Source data
************
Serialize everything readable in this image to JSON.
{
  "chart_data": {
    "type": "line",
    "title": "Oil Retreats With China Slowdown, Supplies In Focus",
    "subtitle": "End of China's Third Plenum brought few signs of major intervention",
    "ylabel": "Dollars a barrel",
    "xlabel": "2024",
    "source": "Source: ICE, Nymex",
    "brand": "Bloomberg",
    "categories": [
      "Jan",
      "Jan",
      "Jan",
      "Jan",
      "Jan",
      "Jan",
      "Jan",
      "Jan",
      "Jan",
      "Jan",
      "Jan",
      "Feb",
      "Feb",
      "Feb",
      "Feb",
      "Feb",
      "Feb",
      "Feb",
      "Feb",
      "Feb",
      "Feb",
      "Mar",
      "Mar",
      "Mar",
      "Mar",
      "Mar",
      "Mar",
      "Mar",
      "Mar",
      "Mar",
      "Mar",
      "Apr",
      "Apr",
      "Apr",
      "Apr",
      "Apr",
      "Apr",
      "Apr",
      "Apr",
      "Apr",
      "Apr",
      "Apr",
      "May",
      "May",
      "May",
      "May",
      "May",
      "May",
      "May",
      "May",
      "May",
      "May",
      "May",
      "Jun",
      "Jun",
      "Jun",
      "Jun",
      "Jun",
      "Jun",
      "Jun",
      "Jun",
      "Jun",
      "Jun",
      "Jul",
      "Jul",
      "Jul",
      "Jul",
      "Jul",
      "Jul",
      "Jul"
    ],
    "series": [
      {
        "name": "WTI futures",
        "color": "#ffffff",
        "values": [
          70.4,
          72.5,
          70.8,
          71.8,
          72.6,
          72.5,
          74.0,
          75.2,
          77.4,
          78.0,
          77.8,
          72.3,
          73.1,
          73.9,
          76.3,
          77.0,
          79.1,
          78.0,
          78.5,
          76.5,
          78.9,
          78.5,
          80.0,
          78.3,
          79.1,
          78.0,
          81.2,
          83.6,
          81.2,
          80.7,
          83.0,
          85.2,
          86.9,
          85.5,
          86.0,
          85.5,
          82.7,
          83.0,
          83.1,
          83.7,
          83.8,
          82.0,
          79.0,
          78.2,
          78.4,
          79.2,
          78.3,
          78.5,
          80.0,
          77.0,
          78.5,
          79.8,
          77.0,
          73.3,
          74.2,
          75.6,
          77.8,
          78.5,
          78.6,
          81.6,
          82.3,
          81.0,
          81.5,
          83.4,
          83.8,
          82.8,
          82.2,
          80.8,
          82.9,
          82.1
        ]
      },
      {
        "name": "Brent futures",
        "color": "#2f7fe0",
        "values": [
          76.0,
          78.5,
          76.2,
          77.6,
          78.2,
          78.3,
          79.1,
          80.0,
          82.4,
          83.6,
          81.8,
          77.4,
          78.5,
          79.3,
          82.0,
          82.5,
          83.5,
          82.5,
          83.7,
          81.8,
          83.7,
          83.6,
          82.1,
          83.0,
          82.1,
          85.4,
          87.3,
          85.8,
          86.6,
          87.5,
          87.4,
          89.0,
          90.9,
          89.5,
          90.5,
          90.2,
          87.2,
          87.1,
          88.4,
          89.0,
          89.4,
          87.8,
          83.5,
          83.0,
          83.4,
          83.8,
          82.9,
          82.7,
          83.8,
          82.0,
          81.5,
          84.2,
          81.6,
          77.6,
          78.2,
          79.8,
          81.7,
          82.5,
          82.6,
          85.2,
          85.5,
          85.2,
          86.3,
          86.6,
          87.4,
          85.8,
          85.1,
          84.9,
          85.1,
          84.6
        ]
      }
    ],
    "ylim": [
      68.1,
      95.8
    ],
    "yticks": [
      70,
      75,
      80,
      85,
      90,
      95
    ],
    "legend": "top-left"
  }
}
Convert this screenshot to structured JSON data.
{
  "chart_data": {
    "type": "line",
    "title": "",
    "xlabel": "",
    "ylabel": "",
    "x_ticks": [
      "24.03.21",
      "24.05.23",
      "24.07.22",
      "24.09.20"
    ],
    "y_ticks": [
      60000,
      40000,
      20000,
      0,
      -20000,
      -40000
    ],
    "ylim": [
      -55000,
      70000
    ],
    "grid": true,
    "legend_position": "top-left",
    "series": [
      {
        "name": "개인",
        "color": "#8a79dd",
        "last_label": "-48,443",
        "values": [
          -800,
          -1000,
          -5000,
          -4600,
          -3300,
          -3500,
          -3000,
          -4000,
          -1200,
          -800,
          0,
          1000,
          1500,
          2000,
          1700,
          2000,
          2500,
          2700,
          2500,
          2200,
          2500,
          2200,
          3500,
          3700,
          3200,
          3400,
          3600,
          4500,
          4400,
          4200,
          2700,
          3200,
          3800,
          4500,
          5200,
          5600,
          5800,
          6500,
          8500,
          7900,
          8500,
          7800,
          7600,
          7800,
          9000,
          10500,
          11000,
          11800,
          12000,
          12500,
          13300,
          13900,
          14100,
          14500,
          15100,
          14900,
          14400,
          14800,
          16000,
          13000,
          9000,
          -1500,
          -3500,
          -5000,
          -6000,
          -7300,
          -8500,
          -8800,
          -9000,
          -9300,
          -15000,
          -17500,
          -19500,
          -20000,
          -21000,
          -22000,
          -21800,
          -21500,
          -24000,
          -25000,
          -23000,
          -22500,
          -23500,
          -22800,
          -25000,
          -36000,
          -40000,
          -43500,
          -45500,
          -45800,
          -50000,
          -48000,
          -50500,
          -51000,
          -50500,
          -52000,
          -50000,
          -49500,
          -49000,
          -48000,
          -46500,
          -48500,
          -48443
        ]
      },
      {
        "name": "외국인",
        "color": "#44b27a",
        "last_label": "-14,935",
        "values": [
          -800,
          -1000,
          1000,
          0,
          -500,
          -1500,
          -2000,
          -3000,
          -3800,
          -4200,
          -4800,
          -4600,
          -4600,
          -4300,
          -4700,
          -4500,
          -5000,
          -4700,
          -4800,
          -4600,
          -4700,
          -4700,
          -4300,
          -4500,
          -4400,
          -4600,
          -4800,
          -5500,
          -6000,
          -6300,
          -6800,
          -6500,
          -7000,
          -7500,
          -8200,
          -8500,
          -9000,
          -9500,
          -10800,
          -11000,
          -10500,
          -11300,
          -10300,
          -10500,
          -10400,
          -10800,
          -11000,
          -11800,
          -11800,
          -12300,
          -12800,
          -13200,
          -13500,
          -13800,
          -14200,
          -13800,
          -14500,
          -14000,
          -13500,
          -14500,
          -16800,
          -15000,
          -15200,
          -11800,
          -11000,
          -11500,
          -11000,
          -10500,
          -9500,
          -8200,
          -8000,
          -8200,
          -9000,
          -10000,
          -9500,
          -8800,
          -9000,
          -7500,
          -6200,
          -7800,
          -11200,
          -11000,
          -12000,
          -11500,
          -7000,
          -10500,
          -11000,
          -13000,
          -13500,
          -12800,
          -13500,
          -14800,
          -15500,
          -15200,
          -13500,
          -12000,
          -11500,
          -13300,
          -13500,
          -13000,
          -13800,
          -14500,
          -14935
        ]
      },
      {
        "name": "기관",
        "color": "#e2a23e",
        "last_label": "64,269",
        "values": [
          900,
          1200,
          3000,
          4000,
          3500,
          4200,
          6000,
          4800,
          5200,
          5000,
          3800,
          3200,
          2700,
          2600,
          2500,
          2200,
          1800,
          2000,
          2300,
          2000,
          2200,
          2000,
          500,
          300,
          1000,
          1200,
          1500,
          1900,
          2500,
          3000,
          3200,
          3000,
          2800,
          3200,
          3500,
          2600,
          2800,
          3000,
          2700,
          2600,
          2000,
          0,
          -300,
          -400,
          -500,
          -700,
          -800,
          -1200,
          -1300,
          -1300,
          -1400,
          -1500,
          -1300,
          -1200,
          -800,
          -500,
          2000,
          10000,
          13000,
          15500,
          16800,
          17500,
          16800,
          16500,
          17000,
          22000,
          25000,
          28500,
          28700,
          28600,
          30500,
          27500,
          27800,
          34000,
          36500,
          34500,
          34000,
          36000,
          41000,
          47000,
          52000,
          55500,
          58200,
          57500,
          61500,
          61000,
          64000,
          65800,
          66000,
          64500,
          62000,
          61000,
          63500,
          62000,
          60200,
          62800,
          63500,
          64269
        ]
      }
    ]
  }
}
************
- _TASK OBJECTIVE_
Among the lines of the records above, count those holding the string "this", and report only the number.

- _ANSWER BELOW_
2